Given task
Return only the number of lines that hold "type".

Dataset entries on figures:
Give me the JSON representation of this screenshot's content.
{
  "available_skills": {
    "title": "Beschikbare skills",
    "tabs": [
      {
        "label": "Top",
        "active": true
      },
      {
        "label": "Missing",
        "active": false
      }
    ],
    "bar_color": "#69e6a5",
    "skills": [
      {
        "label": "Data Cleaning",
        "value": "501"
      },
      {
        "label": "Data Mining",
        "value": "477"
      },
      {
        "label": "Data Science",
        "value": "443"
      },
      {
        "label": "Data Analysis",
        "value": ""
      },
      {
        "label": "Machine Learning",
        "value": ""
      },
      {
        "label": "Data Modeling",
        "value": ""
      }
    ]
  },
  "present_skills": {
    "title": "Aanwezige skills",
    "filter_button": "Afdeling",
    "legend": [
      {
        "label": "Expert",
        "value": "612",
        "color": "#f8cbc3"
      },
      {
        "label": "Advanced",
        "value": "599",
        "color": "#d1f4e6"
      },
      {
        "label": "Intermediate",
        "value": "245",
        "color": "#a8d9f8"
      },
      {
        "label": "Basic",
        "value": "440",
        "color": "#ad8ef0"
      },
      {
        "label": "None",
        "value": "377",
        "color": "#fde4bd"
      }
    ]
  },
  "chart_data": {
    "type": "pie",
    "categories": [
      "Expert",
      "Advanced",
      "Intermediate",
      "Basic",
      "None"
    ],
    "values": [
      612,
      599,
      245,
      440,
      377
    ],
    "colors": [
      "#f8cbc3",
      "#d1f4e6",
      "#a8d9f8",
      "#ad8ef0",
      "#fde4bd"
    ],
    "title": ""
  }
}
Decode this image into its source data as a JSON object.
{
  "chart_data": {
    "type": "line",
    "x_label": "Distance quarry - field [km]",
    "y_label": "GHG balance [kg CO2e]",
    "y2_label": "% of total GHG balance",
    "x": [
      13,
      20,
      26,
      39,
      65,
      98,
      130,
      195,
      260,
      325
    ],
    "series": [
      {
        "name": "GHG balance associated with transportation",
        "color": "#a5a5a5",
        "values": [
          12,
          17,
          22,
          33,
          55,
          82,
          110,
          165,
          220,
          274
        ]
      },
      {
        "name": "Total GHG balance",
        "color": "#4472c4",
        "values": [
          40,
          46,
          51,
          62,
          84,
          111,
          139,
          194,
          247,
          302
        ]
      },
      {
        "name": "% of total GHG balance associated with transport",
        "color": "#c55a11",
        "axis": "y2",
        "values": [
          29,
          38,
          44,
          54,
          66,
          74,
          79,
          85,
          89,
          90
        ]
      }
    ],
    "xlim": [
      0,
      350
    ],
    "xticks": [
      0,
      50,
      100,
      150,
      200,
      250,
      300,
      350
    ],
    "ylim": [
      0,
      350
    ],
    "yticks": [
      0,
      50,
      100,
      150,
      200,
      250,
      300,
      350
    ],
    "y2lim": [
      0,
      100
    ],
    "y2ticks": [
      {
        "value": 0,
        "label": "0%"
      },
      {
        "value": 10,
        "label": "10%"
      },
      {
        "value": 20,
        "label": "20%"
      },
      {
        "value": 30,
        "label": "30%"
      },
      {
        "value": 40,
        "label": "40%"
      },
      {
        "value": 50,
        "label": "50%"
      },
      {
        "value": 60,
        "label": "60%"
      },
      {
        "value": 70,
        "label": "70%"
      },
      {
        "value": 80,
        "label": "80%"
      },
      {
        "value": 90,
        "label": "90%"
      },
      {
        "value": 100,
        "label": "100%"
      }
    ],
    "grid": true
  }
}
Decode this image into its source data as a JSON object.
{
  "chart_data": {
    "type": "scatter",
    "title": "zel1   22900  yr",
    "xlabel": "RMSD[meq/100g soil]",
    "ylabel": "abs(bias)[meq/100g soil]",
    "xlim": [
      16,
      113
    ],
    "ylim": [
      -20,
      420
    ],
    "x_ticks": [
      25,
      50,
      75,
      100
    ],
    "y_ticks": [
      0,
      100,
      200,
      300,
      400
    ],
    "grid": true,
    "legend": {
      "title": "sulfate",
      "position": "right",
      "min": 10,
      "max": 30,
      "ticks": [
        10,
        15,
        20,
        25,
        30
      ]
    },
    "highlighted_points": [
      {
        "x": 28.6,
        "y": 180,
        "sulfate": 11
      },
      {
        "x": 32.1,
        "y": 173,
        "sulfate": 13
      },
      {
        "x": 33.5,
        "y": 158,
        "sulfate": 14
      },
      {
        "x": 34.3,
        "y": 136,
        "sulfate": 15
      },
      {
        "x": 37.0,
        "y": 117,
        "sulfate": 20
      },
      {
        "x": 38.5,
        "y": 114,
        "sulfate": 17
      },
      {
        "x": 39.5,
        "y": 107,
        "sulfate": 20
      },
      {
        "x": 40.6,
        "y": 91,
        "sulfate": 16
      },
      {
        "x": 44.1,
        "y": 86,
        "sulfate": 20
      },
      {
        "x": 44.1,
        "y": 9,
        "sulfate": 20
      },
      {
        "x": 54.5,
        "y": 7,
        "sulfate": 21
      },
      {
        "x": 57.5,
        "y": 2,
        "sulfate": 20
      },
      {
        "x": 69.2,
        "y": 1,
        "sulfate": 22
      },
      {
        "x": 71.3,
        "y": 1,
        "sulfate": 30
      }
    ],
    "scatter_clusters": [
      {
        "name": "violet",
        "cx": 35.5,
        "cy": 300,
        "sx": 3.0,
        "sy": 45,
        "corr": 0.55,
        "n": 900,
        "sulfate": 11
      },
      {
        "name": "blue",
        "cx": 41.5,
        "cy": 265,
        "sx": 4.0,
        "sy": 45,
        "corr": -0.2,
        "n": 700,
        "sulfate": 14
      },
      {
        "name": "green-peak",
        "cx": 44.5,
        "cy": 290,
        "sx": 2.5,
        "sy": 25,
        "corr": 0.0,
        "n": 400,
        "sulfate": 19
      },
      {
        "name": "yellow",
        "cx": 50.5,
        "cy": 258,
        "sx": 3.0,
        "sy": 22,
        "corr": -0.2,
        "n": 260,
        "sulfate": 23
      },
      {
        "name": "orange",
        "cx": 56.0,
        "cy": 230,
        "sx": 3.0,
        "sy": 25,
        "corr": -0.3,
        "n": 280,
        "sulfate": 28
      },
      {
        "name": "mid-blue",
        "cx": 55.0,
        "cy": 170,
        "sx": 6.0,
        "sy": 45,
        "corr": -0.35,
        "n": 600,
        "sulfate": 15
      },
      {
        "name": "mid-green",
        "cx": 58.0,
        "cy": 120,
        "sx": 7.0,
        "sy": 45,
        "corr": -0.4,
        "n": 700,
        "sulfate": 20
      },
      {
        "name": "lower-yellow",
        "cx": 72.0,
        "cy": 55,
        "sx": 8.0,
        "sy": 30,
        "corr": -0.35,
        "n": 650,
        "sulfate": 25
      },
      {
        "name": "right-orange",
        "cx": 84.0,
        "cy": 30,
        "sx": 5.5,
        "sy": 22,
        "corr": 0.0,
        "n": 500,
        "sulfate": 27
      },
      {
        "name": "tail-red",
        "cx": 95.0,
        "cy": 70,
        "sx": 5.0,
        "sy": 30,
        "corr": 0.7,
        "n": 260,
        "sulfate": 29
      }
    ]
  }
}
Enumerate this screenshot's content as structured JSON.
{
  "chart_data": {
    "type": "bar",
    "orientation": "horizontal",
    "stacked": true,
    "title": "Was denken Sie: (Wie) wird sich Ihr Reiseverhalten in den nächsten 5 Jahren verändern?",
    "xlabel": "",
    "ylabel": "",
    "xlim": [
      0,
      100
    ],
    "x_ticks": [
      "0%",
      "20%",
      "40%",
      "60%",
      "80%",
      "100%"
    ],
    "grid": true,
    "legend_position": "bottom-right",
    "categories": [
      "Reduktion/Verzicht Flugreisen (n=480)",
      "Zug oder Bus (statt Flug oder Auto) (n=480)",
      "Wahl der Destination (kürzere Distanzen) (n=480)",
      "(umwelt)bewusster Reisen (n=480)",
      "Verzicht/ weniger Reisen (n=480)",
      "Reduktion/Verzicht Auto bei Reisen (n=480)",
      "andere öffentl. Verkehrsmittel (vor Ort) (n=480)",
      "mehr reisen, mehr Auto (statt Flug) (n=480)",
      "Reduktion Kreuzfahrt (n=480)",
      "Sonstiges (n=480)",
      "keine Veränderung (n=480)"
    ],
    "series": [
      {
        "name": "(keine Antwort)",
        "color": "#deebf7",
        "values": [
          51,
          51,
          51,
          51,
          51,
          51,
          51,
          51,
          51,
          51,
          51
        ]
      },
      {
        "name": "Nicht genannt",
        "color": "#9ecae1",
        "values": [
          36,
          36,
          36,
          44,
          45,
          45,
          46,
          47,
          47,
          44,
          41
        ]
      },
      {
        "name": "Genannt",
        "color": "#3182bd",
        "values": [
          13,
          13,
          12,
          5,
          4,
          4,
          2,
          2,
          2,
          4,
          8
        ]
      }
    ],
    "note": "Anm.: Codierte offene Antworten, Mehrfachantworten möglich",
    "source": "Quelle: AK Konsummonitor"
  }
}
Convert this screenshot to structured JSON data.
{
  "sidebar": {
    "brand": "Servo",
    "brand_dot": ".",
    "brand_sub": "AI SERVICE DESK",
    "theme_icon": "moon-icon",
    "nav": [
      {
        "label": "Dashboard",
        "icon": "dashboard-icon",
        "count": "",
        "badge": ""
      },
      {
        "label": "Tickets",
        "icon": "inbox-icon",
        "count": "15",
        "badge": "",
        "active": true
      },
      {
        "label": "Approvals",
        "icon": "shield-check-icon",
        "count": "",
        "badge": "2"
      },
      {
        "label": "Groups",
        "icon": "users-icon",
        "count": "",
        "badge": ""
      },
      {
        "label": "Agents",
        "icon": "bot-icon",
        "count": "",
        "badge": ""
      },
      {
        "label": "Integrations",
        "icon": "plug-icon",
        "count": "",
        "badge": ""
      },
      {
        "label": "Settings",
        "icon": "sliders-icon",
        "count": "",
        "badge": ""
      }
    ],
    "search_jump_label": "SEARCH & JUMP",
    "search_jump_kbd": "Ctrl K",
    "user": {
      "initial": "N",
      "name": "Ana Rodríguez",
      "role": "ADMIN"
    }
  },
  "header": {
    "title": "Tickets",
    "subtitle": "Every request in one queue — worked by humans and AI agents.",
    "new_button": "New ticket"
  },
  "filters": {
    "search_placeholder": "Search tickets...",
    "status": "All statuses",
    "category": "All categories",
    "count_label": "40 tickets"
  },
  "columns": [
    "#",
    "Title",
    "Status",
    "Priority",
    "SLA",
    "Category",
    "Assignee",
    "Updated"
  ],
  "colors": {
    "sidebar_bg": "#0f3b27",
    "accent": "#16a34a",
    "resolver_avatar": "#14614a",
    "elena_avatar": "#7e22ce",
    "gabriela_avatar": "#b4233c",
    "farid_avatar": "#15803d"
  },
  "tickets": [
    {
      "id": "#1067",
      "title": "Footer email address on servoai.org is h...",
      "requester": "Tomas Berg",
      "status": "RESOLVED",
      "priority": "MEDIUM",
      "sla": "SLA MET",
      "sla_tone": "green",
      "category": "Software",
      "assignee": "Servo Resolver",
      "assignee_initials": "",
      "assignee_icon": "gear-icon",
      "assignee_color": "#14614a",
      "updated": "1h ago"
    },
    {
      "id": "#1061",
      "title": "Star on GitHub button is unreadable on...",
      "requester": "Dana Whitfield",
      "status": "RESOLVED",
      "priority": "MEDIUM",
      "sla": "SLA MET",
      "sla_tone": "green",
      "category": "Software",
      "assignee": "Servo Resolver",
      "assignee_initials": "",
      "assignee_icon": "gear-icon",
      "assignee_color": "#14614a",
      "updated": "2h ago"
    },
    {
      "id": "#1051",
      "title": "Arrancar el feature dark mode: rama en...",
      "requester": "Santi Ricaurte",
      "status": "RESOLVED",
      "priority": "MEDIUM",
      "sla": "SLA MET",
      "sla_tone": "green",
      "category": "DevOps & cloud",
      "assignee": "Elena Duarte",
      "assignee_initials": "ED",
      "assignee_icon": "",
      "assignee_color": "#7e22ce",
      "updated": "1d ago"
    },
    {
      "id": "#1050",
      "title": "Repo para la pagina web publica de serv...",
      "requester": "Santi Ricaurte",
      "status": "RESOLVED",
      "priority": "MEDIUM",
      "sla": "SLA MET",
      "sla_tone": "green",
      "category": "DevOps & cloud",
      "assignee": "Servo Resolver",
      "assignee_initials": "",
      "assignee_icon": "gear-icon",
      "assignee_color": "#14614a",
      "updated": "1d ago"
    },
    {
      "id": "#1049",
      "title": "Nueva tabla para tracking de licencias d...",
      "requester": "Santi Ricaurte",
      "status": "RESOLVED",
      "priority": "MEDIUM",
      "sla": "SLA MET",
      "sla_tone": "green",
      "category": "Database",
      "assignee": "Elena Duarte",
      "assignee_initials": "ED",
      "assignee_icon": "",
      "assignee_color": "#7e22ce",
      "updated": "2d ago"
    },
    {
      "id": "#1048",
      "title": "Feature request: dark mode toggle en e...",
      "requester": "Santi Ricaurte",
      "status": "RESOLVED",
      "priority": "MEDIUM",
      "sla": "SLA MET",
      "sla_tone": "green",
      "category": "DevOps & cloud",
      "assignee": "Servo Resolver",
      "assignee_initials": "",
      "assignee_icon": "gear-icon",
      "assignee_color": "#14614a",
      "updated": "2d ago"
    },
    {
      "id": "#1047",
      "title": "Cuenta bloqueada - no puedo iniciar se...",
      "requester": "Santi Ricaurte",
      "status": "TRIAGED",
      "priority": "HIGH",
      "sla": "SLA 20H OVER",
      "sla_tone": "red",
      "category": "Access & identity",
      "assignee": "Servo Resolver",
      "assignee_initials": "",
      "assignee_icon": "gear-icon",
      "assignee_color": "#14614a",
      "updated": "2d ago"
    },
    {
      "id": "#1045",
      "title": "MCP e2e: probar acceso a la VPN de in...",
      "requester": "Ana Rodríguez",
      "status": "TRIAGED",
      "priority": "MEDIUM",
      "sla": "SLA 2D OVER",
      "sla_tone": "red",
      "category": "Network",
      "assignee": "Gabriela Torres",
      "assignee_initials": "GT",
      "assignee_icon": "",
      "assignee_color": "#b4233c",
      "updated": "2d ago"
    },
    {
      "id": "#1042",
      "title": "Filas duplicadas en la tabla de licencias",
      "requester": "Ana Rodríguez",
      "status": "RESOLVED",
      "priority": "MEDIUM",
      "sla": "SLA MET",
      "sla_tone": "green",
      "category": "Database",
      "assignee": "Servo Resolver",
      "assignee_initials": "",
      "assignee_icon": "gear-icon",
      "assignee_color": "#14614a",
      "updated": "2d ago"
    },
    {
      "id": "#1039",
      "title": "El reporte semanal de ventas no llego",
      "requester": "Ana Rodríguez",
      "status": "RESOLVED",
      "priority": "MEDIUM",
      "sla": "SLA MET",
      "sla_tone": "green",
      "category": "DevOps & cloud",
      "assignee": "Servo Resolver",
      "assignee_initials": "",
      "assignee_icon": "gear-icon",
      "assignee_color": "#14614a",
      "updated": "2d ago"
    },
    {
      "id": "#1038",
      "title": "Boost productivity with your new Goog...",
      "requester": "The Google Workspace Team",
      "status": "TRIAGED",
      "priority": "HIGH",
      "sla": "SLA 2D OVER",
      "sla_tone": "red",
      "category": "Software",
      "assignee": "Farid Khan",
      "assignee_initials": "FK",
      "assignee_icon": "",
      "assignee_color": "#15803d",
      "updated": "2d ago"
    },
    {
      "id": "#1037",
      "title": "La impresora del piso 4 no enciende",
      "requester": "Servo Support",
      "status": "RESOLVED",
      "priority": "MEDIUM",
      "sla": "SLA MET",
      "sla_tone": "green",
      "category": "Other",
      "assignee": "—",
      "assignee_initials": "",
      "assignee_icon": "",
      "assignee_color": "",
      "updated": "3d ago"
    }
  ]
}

Final result
4